> [Exercise] Repeat all the material exactly; pictures stay out of your copy.

[Dataset listings of figures]
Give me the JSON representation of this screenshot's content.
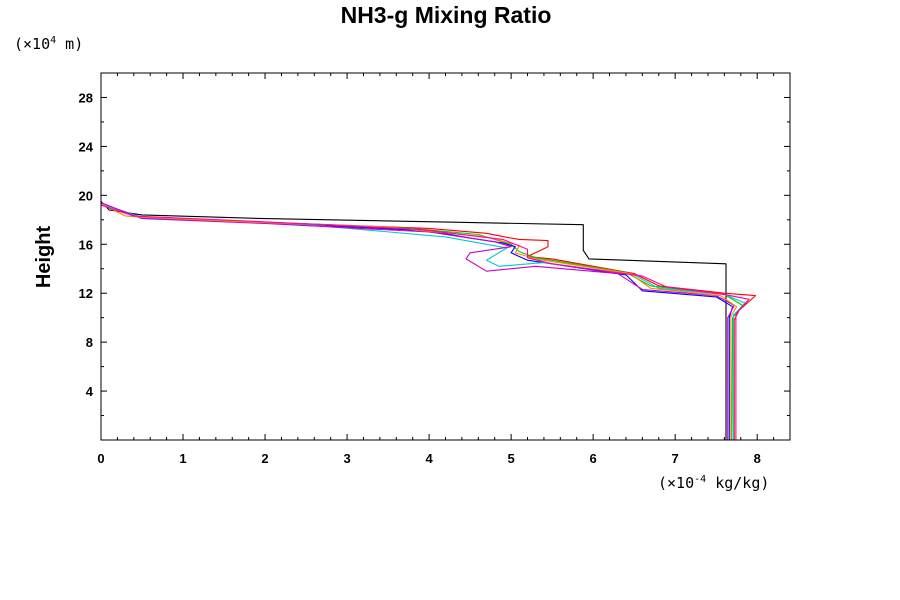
{
  "chart_data": {
    "type": "line",
    "title": "NH3-g Mixing Ratio",
    "ylabel": "Height",
    "y_unit": {
      "prefix": "(×10",
      "exponent": "4",
      "suffix": " m)"
    },
    "x_unit": {
      "prefix": "(×10",
      "exponent": "-4",
      "suffix": " kg/kg)"
    },
    "xlim": [
      0,
      8.4
    ],
    "ylim": [
      0,
      30
    ],
    "x_ticks": [
      "0",
      "1",
      "2",
      "3",
      "4",
      "5",
      "6",
      "7",
      "8"
    ],
    "y_ticks": [
      "4",
      "8",
      "12",
      "16",
      "20",
      "24",
      "28"
    ],
    "grid": false,
    "series": [
      {
        "color": "#000000",
        "points": [
          [
            7.62,
            0
          ],
          [
            7.62,
            14.4
          ],
          [
            5.95,
            14.8
          ],
          [
            5.88,
            15.5
          ],
          [
            5.88,
            17.6
          ],
          [
            4.3,
            17.8
          ],
          [
            2.0,
            18.1
          ],
          [
            0.5,
            18.4
          ],
          [
            0.1,
            18.8
          ],
          [
            0.0,
            19.5
          ]
        ]
      },
      {
        "color": "#ff0000",
        "points": [
          [
            7.72,
            0
          ],
          [
            7.72,
            9.8
          ],
          [
            7.78,
            10.6
          ],
          [
            7.98,
            11.8
          ],
          [
            7.6,
            12.0
          ],
          [
            6.8,
            12.6
          ],
          [
            6.5,
            13.6
          ],
          [
            5.5,
            14.8
          ],
          [
            5.2,
            15.0
          ],
          [
            5.45,
            15.8
          ],
          [
            5.45,
            16.3
          ],
          [
            5.1,
            16.4
          ],
          [
            5.0,
            16.5
          ],
          [
            4.7,
            16.9
          ],
          [
            4.0,
            17.3
          ],
          [
            2.0,
            17.8
          ],
          [
            0.5,
            18.2
          ],
          [
            0.0,
            19.3
          ]
        ]
      },
      {
        "color": "#00cc00",
        "points": [
          [
            7.69,
            0
          ],
          [
            7.7,
            10.0
          ],
          [
            7.82,
            11.0
          ],
          [
            7.6,
            11.9
          ],
          [
            6.7,
            12.6
          ],
          [
            6.4,
            13.7
          ],
          [
            5.3,
            14.9
          ],
          [
            5.1,
            15.4
          ],
          [
            5.0,
            16.0
          ],
          [
            4.6,
            16.8
          ],
          [
            3.8,
            17.3
          ],
          [
            2.0,
            17.8
          ],
          [
            0.5,
            18.2
          ],
          [
            0.0,
            19.3
          ]
        ]
      },
      {
        "color": "#0000ff",
        "points": [
          [
            7.66,
            0
          ],
          [
            7.66,
            10.0
          ],
          [
            7.7,
            10.9
          ],
          [
            7.5,
            11.7
          ],
          [
            6.6,
            12.2
          ],
          [
            6.4,
            13.5
          ],
          [
            5.2,
            14.7
          ],
          [
            5.0,
            15.3
          ],
          [
            5.05,
            15.8
          ],
          [
            4.9,
            16.1
          ],
          [
            4.5,
            16.5
          ],
          [
            4.0,
            17.1
          ],
          [
            2.5,
            17.6
          ],
          [
            0.5,
            18.2
          ],
          [
            0.0,
            19.3
          ]
        ]
      },
      {
        "color": "#00cccc",
        "points": [
          [
            7.71,
            0
          ],
          [
            7.71,
            10.2
          ],
          [
            7.85,
            11.2
          ],
          [
            7.6,
            11.9
          ],
          [
            6.8,
            12.4
          ],
          [
            6.5,
            13.5
          ],
          [
            5.4,
            14.5
          ],
          [
            4.85,
            14.2
          ],
          [
            4.7,
            14.7
          ],
          [
            4.95,
            15.7
          ],
          [
            4.7,
            16.0
          ],
          [
            4.2,
            16.6
          ],
          [
            2.5,
            17.6
          ],
          [
            0.5,
            18.2
          ],
          [
            0.0,
            19.3
          ]
        ]
      },
      {
        "color": "#cc00cc",
        "points": [
          [
            7.64,
            0
          ],
          [
            7.64,
            10.0
          ],
          [
            7.72,
            11.0
          ],
          [
            7.5,
            11.8
          ],
          [
            6.6,
            12.3
          ],
          [
            6.3,
            13.6
          ],
          [
            5.3,
            14.2
          ],
          [
            4.7,
            13.8
          ],
          [
            4.45,
            14.8
          ],
          [
            4.5,
            15.3
          ],
          [
            5.0,
            15.8
          ],
          [
            4.8,
            16.2
          ],
          [
            4.0,
            17.0
          ],
          [
            2.0,
            17.7
          ],
          [
            0.5,
            18.1
          ],
          [
            0.0,
            19.4
          ]
        ]
      },
      {
        "color": "#ff8800",
        "points": [
          [
            7.68,
            0
          ],
          [
            7.68,
            10.1
          ],
          [
            7.75,
            10.9
          ],
          [
            7.55,
            11.8
          ],
          [
            6.7,
            12.4
          ],
          [
            6.45,
            13.6
          ],
          [
            5.3,
            14.8
          ],
          [
            5.05,
            15.3
          ],
          [
            5.1,
            15.9
          ],
          [
            4.7,
            16.6
          ],
          [
            3.5,
            17.4
          ],
          [
            1.5,
            17.9
          ],
          [
            0.3,
            18.3
          ],
          [
            0.0,
            19.3
          ]
        ]
      },
      {
        "color": "#ff00aa",
        "points": [
          [
            7.74,
            0
          ],
          [
            7.74,
            10.3
          ],
          [
            7.9,
            11.5
          ],
          [
            7.6,
            11.9
          ],
          [
            6.9,
            12.5
          ],
          [
            6.6,
            13.4
          ],
          [
            5.5,
            14.4
          ],
          [
            5.2,
            14.9
          ],
          [
            5.2,
            15.6
          ],
          [
            4.9,
            16.4
          ],
          [
            3.9,
            17.2
          ],
          [
            1.8,
            17.9
          ],
          [
            0.4,
            18.3
          ],
          [
            0.0,
            19.2
          ]
        ]
      }
    ]
  }
}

> [Task output]
Give me the JSON representation of this screenshot's content.
{
  "chart_data": {
    "type": "line",
    "title": "NH3-g Mixing Ratio",
    "ylabel": "Height",
    "y_unit": {
      "prefix": "(×10",
      "exponent": "4",
      "suffix": " m)"
    },
    "x_unit": {
      "prefix": "(×10",
      "exponent": "-4",
      "suffix": " kg/kg)"
    },
    "xlim": [
      0,
      8.4
    ],
    "ylim": [
      0,
      30
    ],
    "x_ticks": [
      "0",
      "1",
      "2",
      "3",
      "4",
      "5",
      "6",
      "7",
      "8"
    ],
    "y_ticks": [
      "4",
      "8",
      "12",
      "16",
      "20",
      "24",
      "28"
    ],
    "grid": false,
    "series": [
      {
        "color": "#000000",
        "points": [
          [
            7.62,
            0
          ],
          [
            7.62,
            14.4
          ],
          [
            5.95,
            14.8
          ],
          [
            5.88,
            15.5
          ],
          [
            5.88,
            17.6
          ],
          [
            4.3,
            17.8
          ],
          [
            2.0,
            18.1
          ],
          [
            0.5,
            18.4
          ],
          [
            0.1,
            18.8
          ],
          [
            0.0,
            19.5
          ]
        ]
      },
      {
        "color": "#ff0000",
        "points": [
          [
            7.72,
            0
          ],
          [
            7.72,
            9.8
          ],
          [
            7.78,
            10.6
          ],
          [
            7.98,
            11.8
          ],
          [
            7.6,
            12.0
          ],
          [
            6.8,
            12.6
          ],
          [
            6.5,
            13.6
          ],
          [
            5.5,
            14.8
          ],
          [
            5.2,
            15.0
          ],
          [
            5.45,
            15.8
          ],
          [
            5.45,
            16.3
          ],
          [
            5.1,
            16.4
          ],
          [
            5.0,
            16.5
          ],
          [
            4.7,
            16.9
          ],
          [
            4.0,
            17.3
          ],
          [
            2.0,
            17.8
          ],
          [
            0.5,
            18.2
          ],
          [
            0.0,
            19.3
          ]
        ]
      },
      {
        "color": "#00cc00",
        "points": [
          [
            7.69,
            0
          ],
          [
            7.7,
            10.0
          ],
          [
            7.82,
            11.0
          ],
          [
            7.6,
            11.9
          ],
          [
            6.7,
            12.6
          ],
          [
            6.4,
            13.7
          ],
          [
            5.3,
            14.9
          ],
          [
            5.1,
            15.4
          ],
          [
            5.0,
            16.0
          ],
          [
            4.6,
            16.8
          ],
          [
            3.8,
            17.3
          ],
          [
            2.0,
            17.8
          ],
          [
            0.5,
            18.2
          ],
          [
            0.0,
            19.3
          ]
        ]
      },
      {
        "color": "#0000ff",
        "points": [
          [
            7.66,
            0
          ],
          [
            7.66,
            10.0
          ],
          [
            7.7,
            10.9
          ],
          [
            7.5,
            11.7
          ],
          [
            6.6,
            12.2
          ],
          [
            6.4,
            13.5
          ],
          [
            5.2,
            14.7
          ],
          [
            5.0,
            15.3
          ],
          [
            5.05,
            15.8
          ],
          [
            4.9,
            16.1
          ],
          [
            4.5,
            16.5
          ],
          [
            4.0,
            17.1
          ],
          [
            2.5,
            17.6
          ],
          [
            0.5,
            18.2
          ],
          [
            0.0,
            19.3
          ]
        ]
      },
      {
        "color": "#00cccc",
        "points": [
          [
            7.71,
            0
          ],
          [
            7.71,
            10.2
          ],
          [
            7.85,
            11.2
          ],
          [
            7.6,
            11.9
          ],
          [
            6.8,
            12.4
          ],
          [
            6.5,
            13.5
          ],
          [
            5.4,
            14.5
          ],
          [
            4.85,
            14.2
          ],
          [
            4.7,
            14.7
          ],
          [
            4.95,
            15.7
          ],
          [
            4.7,
            16.0
          ],
          [
            4.2,
            16.6
          ],
          [
            2.5,
            17.6
          ],
          [
            0.5,
            18.2
          ],
          [
            0.0,
            19.3
          ]
        ]
      },
      {
        "color": "#cc00cc",
        "points": [
          [
            7.64,
            0
          ],
          [
            7.64,
            10.0
          ],
          [
            7.72,
            11.0
          ],
          [
            7.5,
            11.8
          ],
          [
            6.6,
            12.3
          ],
          [
            6.3,
            13.6
          ],
          [
            5.3,
            14.2
          ],
          [
            4.7,
            13.8
          ],
          [
            4.45,
            14.8
          ],
          [
            4.5,
            15.3
          ],
          [
            5.0,
            15.8
          ],
          [
            4.8,
            16.2
          ],
          [
            4.0,
            17.0
          ],
          [
            2.0,
            17.7
          ],
          [
            0.5,
            18.1
          ],
          [
            0.0,
            19.4
          ]
        ]
      },
      {
        "color": "#ff8800",
        "points": [
          [
            7.68,
            0
          ],
          [
            7.68,
            10.1
          ],
          [
            7.75,
            10.9
          ],
          [
            7.55,
            11.8
          ],
          [
            6.7,
            12.4
          ],
          [
            6.45,
            13.6
          ],
          [
            5.3,
            14.8
          ],
          [
            5.05,
            15.3
          ],
          [
            5.1,
            15.9
          ],
          [
            4.7,
            16.6
          ],
          [
            3.5,
            17.4
          ],
          [
            1.5,
            17.9
          ],
          [
            0.3,
            18.3
          ],
          [
            0.0,
            19.3
          ]
        ]
      },
      {
        "color": "#ff00aa",
        "points": [
          [
            7.74,
            0
          ],
          [
            7.74,
            10.3
          ],
          [
            7.9,
            11.5
          ],
          [
            7.6,
            11.9
          ],
          [
            6.9,
            12.5
          ],
          [
            6.6,
            13.4
          ],
          [
            5.5,
            14.4
          ],
          [
            5.2,
            14.9
          ],
          [
            5.2,
            15.6
          ],
          [
            4.9,
            16.4
          ],
          [
            3.9,
            17.2
          ],
          [
            1.8,
            17.9
          ],
          [
            0.4,
            18.3
          ],
          [
            0.0,
            19.2
          ]
        ]
      }
    ]
  }
}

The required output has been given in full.